## Materials provided
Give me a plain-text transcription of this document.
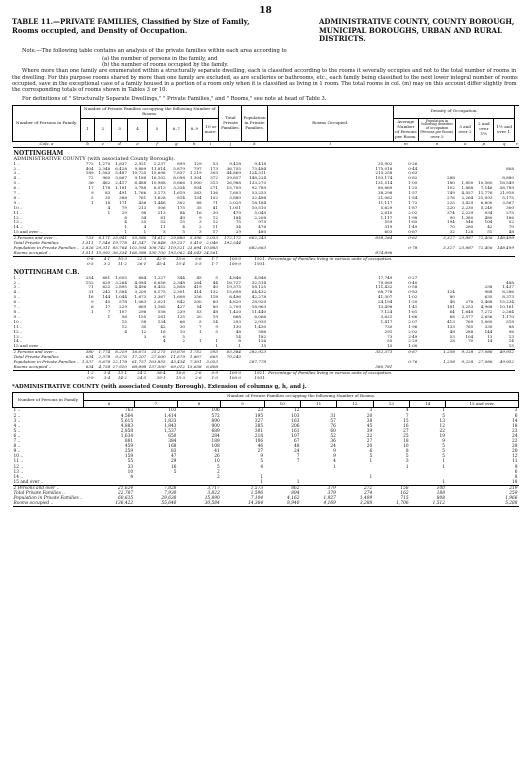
18
TABLE 11.—PRIVATE FAMILIES, Classified by Size of Family, Rooms occupied, and Density of Occupation.
ADMINISTRATIVE COUNTY, COUNTY BOROUGH, MUNICIPAL BOROUGHS, URBAN AND RURAL DISTRICTS.

Note.—The following table contains an analysis of the private families within each area according to

(a) the number of persons in the family, and

(b) the number of rooms occupied by the family.

Where more than one family are enumerated within a structurally separate dwelling, each is classified according to the rooms it severally occupies and not to the total number of rooms in the dwelling. For this purpose rooms shared by more than one family are excluded, as are sculleries or bathrooms, etc., each family being classified to the next lower integral number of rooms occupied, save in the exceptional case of a family housed in a portion of a room only when it is classified as living in 1 room. The total rooms in col. (m) may on this account differ slightly from the corresponding totals of rooms shown in Tables 3 or 10.

For definitions of " Structurally Separate Dwellings," " Private Families," and " Rooms," see note at head of Table 3.

Number of Persons in Family.	Number of Private Families occupying the following Number of Rooms.								Total Private Families.	Population in Private Families.	Rooms Occupied.	Density of Occupation.					
	1	2	3	4	5	6–7	8–9	10 or more.				Average Number of Persons per Room.	Population in following densities of occupation (Persons per Room).
over 3	3 and over 2	2 and over 1½	1½ and over 1.	
Cols. a	b	c	d	e	f	g	h	i	j	k	l	m	n	o	p	q	r
NOTTINGHAM																	
ADMINISTRATIVE COUNTY (with associated County Borough).																	
1 ..	772	1,270	1,837	2,921	2,237	899	129	53	9,418	9,418	35,902	0·26					
2 ..	404	2,348	6,428	9,889	11,814	5,879	797	173	36,755	73,484	175,018	0·44				808	
3 ..	189	1,583	5,487	10,725	15,698	7,837	1,219	305	44,869	124,311	215,258	0·63					
4 ..	72	960	3,867	9,188	16,102	8,098	1,304	372	39,857	148,224	193,174	0·82	288			8,880	
5 ..	36	482	2,417	6,488	10,968	5,866	1,000	313	26,988	133,270	131,514	1·05	180	1,850	10,560	18,549	
6 ..	17	178	1,181	3,788	6,513	3,334	504	271	15,709	92,789	80,869	1·25	102	1,868	7,146	38,789	
7 ..	9	83	491	1,766	3,173	1,619	263	136	7,603	53,253	38,298	1·57	749	4,557	11,776	21,918	
8 ..	5	35	388	761	1,628	814	134	102	3,880	32,488	21,062	1·54	276	2,264	21,093	5,175	
9 ..	1	18	171	436	1,446	302	68	71	2,029	18,184	11,117	1·72	225	3,429	6,600	3,567	
10 ..		4	79	213	506	175	35	41	1,051	10,510	5,629	1·87	220	2,230	5,240	300	
11 ..		1	29	98	213	84	16	30	479	5,049	2,610	2·02	374	2,229	934	275	
12 ..			8	54	81	49	9	12	184	2,208	1,117	1·98	90	1,380	480	186	
13 ..			4	25	52	15	3	12	75	975	559	1·65	194	546	104	52	
14 ..			1	4	11	4	2	11	34	476	319	1·49	70	280	42	70	
15 and over ..			1	1	5	5	3	17	29	480	603	0·67	32	128	51	48	
2 Persons and over ..	733	6,171	25,941	55,586	74,612	29,880	5,396	2,053	172,172	662,243	838,284	0·61	3,327	23,887	72,406	148,499	
Total Private Families	1,511	7,546	19,778	41,547	76,848	39,257	5,419	2,046	192,544								
Population in Private Families ..	2,826	29,311	85,764	102,594	308,742	119,521	23,894	10,885		682,663		0·78	3,327	23,887	72,406	148,499	
Rooms occupied ..	1,511	15,092	36,334	166,588	330,700	193,062	44,043	24,561			874,896						
	0·8	4·1	10·3	22·3	42·9	15·6	5·6	1·7	100·0	1921.	Percentage of Families living in various units of occupation.						
	0·5	3·2	11·2	26·1	45·4	15·4	5·5	1·7	100·0	1931.							
NOTTINGHAM C.B.																	
1 ..	254	681	1,655	684	1,227	344	45	5	4,846	4,846	17,749	0·27					
2 ..	152	629	3,264	4,084	6,656	2,348	264	44	16,727	32,514	79,069	0·40				488	
3 ..	71	622	2,895	4,496	8,452	2,808	419	40	19,375	58,125	111,432	0·58			258	1,437	
4 ..	31	242	1,584	3,209	8,175	2,301	414	132	15,698	64,432	68,778	0·83	124		968	8,286	
5 ..	16	144	1,044	1,673	3,367	1,608	256	118	8,496	42,278	41,307	1·02	80		635	8,373	
6 ..	9	45	578	1,063	2,021	842	200	80	4,820	28,920	24,194	1·20	48	278	3,468	15,234	
7 ..	6	17	229	669	1,165	427	54	80	2,709	18,963	13,498	1·41	181	3,253	4,968	10,161	
8 ..	1	7	107	296	558	239	53	48	1,420	11,440	7,124	1·61	64	1,648	7,272	2,264	
9 ..		1	56	155	281	125	20	19	668	6,066	3,621	1·66	68	2,577	2,656	1,170	
10 ..			15	58	134	66	5	14	293	2,930	1,417	2·07	413	769	1,060	518	
11 ..			12	30	42	30	7	9	130	1,430	730	1·96	133	765	330	88	
12 ..			4	12	16	10	1	5	48	586	291	2·02	48	288	144	96	
13 ..				3	6	5			14	182	73	2·49	53	104	13	13	
14 ..					4	2	1	1	8	126	55	2·29	28	70	14	14	
15 and over ..								1	1	15	15	1·00				15	
2 Persons and over ..	380	1,774	8,219	16,673	25,275	10,676	1,752	593	65,384	282,923	352,373	0·67	1,258	9,228	27,086	49,952	
Total Private Families	634	2,378	9,276	17,207	27,000	11,679	1,807	665	70,240								
Population in Private Families ..	1,537	5,678	22,178	61,757	163,855	43,434	7,301	3,053		287,778		0·76	1,258	9,228	27,086	49,952	
Rooms occupied ..	634	4,758	27,910	68,898	137,500	69,012	15,658	6,808			380,781						
	1·2	3·4	13·1	24·2	38·4	16·6	2·6	0·9	100·0	1921.	Percentage of Families living in various units of occupation.						
	0·9	3·4	14·2	24·5	39·1	15·3	2·6	1·0	100·0	1931.							
*ADMINISTRATIVE COUNTY (with associated County Borough). Extension of columns g, h, and j.
Number of Persons in Family.	Number of Private Families occupying the following Number of Rooms.									
	6	7	8	9	10	11	12	13	14	15 and over.
1 ..	763	103	106	23	12		3	4	1	3
2 ..	4,564	1,414	572	195	103	31	20	7	5	6
3 ..	5,615	1,833	890	327	163	57	38	15	13	14
4 ..	4,883	1,843	900	385	206	76	45	16	12	18
5 ..	2,858	1,537	689	301	161	60	39	27	22	23
6 ..	1,634	650	284	218	107	52	22	25	19	24
7 ..	881	384	189	106	67	36	27	18	9	22
8 ..	459	168	108	46	48	24	20	10	5	28
9 ..	259	83	41	27	24	9	6	8	5	20
10 ..	159	47	26	9	7	9	5	5	5	12
11 ..	55	29	10	5	7	4	1	3	1	11
12 ..	33	16	5	4		1		1	1	9
13 ..	10	5	2							6
14 ..	4		2	1			1			8
15 and over ..				1	1				1	18
2 Persons and over ..	21,624	7,828	3,717	1,573	862	379	272	158	100	219
Total Private Families ..	22,787	7,930	3,823	1,596	894	379	274	162	188	259
Population in Private Families ..	60,635	29,638	15,890	7,104	4,162	1,927	1,499	715	808	1,966
Rooms occupied ..	136,422	55,640	30,584	14,364	8,940	4,169	3,288	1,706	1,512	5,288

## What to do
Your task is to retype all the entries exactly and leave out any pictures.

## The result
Give me a plain-text transcription of this document.
18
TABLE 11.—PRIVATE FAMILIES, Classified by Size of Family, Rooms occupied, and Density of Occupation.
ADMINISTRATIVE COUNTY, COUNTY BOROUGH, MUNICIPAL BOROUGHS, URBAN AND RURAL DISTRICTS.

Note.—The following table contains an analysis of the private families within each area according to

(a) the number of persons in the family, and

(b) the number of rooms occupied by the family.

Where more than one family are enumerated within a structurally separate dwelling, each is classified according to the rooms it severally occupies and not to the total number of rooms in the dwelling. For this purpose rooms shared by more than one family are excluded, as are sculleries or bathrooms, etc., each family being classified to the next lower integral number of rooms occupied, save in the exceptional case of a family housed in a portion of a room only when it is classified as living in 1 room. The total rooms in col. (m) may on this account differ slightly from the corresponding totals of rooms shown in Tables 3 or 10.

For definitions of " Structurally Separate Dwellings," " Private Families," and " Rooms," see note at head of Table 3.

Number of Persons in Family.	Number of Private Families occupying the following Number of Rooms.								Total Private Families.	Population in Private Families.	Rooms Occupied.	Density of Occupation.					
	1	2	3	4	5	6–7	8–9	10 or more.				Average Number of Persons per Room.	Population in following densities of occupation (Persons per Room).
over 3	3 and over 2	2 and over 1½	1½ and over 1.	
Cols. a	b	c	d	e	f	g	h	i	j	k	l	m	n	o	p	q	r
NOTTINGHAM																	
ADMINISTRATIVE COUNTY (with associated County Borough).																	
1 ..	772	1,270	1,837	2,921	2,237	899	129	53	9,418	9,418	35,902	0·26					
2 ..	404	2,348	6,428	9,889	11,814	5,879	797	173	36,755	73,484	175,018	0·44				808	
3 ..	189	1,583	5,487	10,725	15,698	7,837	1,219	305	44,869	124,311	215,258	0·63					
4 ..	72	960	3,867	9,188	16,102	8,098	1,304	372	39,857	148,224	193,174	0·82	288			8,880	
5 ..	36	482	2,417	6,488	10,968	5,866	1,000	313	26,988	133,270	131,514	1·05	180	1,850	10,560	18,549	
6 ..	17	178	1,181	3,788	6,513	3,334	504	271	15,709	92,789	80,869	1·25	102	1,868	7,146	38,789	
7 ..	9	83	491	1,766	3,173	1,619	263	136	7,603	53,253	38,298	1·57	749	4,557	11,776	21,918	
8 ..	5	35	388	761	1,628	814	134	102	3,880	32,488	21,062	1·54	276	2,264	21,093	5,175	
9 ..	1	18	171	436	1,446	302	68	71	2,029	18,184	11,117	1·72	225	3,429	6,600	3,567	
10 ..		4	79	213	506	175	35	41	1,051	10,510	5,629	1·87	220	2,230	5,240	300	
11 ..		1	29	98	213	84	16	30	479	5,049	2,610	2·02	374	2,229	934	275	
12 ..			8	54	81	49	9	12	184	2,208	1,117	1·98	90	1,380	480	186	
13 ..			4	25	52	15	3	12	75	975	559	1·65	194	546	104	52	
14 ..			1	4	11	4	2	11	34	476	319	1·49	70	280	42	70	
15 and over ..			1	1	5	5	3	17	29	480	603	0·67	32	128	51	48	
2 Persons and over ..	733	6,171	25,941	55,586	74,612	29,880	5,396	2,053	172,172	662,243	838,284	0·61	3,327	23,887	72,406	148,499	
Total Private Families	1,511	7,546	19,778	41,547	76,848	39,257	5,419	2,046	192,544								
Population in Private Families ..	2,826	29,311	85,764	102,594	308,742	119,521	23,894	10,885		682,663		0·78	3,327	23,887	72,406	148,499	
Rooms occupied ..	1,511	15,092	36,334	166,588	330,700	193,062	44,043	24,561			874,896						
	0·8	4·1	10·3	22·3	42·9	15·6	5·6	1·7	100·0	1921.	Percentage of Families living in various units of occupation.						
	0·5	3·2	11·2	26·1	45·4	15·4	5·5	1·7	100·0	1931.							
NOTTINGHAM C.B.																	
1 ..	254	681	1,655	684	1,227	344	45	5	4,846	4,846	17,749	0·27					
2 ..	152	629	3,264	4,084	6,656	2,348	264	44	16,727	32,514	79,069	0·40				488	
3 ..	71	622	2,895	4,496	8,452	2,808	419	40	19,375	58,125	111,432	0·58			258	1,437	
4 ..	31	242	1,584	3,209	8,175	2,301	414	132	15,698	64,432	68,778	0·83	124		968	8,286	
5 ..	16	144	1,044	1,673	3,367	1,608	256	118	8,496	42,278	41,307	1·02	80		635	8,373	
6 ..	9	45	578	1,063	2,021	842	200	80	4,820	28,920	24,194	1·20	48	278	3,468	15,234	
7 ..	6	17	229	669	1,165	427	54	80	2,709	18,963	13,498	1·41	181	3,253	4,968	10,161	
8 ..	1	7	107	296	558	239	53	48	1,420	11,440	7,124	1·61	64	1,648	7,272	2,264	
9 ..		1	56	155	281	125	20	19	668	6,066	3,621	1·66	68	2,577	2,656	1,170	
10 ..			15	58	134	66	5	14	293	2,930	1,417	2·07	413	769	1,060	518	
11 ..			12	30	42	30	7	9	130	1,430	730	1·96	133	765	330	88	
12 ..			4	12	16	10	1	5	48	586	291	2·02	48	288	144	96	
13 ..				3	6	5			14	182	73	2·49	53	104	13	13	
14 ..					4	2	1	1	8	126	55	2·29	28	70	14	14	
15 and over ..								1	1	15	15	1·00				15	
2 Persons and over ..	380	1,774	8,219	16,673	25,275	10,676	1,752	593	65,384	282,923	352,373	0·67	1,258	9,228	27,086	49,952	
Total Private Families	634	2,378	9,276	17,207	27,000	11,679	1,807	665	70,240								
Population in Private Families ..	1,537	5,678	22,178	61,757	163,855	43,434	7,301	3,053		287,778		0·76	1,258	9,228	27,086	49,952	
Rooms occupied ..	634	4,758	27,910	68,898	137,500	69,012	15,658	6,808			380,781						
	1·2	3·4	13·1	24·2	38·4	16·6	2·6	0·9	100·0	1921.	Percentage of Families living in various units of occupation.						
	0·9	3·4	14·2	24·5	39·1	15·3	2·6	1·0	100·0	1931.							
*ADMINISTRATIVE COUNTY (with associated County Borough). Extension of columns g, h, and j.
Number of Persons in Family.	Number of Private Families occupying the following Number of Rooms.									
	6	7	8	9	10	11	12	13	14	15 and over.
1 ..	763	103	106	23	12		3	4	1	3
2 ..	4,564	1,414	572	195	103	31	20	7	5	6
3 ..	5,615	1,833	890	327	163	57	38	15	13	14
4 ..	4,883	1,843	900	385	206	76	45	16	12	18
5 ..	2,858	1,537	689	301	161	60	39	27	22	23
6 ..	1,634	650	284	218	107	52	22	25	19	24
7 ..	881	384	189	106	67	36	27	18	9	22
8 ..	459	168	108	46	48	24	20	10	5	28
9 ..	259	83	41	27	24	9	6	8	5	20
10 ..	159	47	26	9	7	9	5	5	5	12
11 ..	55	29	10	5	7	4	1	3	1	11
12 ..	33	16	5	4		1		1	1	9
13 ..	10	5	2							6
14 ..	4		2	1			1			8
15 and over ..				1	1				1	18
2 Persons and over ..	21,624	7,828	3,717	1,573	862	379	272	158	100	219
Total Private Families ..	22,787	7,930	3,823	1,596	894	379	274	162	188	259
Population in Private Families ..	60,635	29,638	15,890	7,104	4,162	1,927	1,499	715	808	1,966
Rooms occupied ..	136,422	55,640	30,584	14,364	8,940	4,169	3,288	1,706	1,512	5,288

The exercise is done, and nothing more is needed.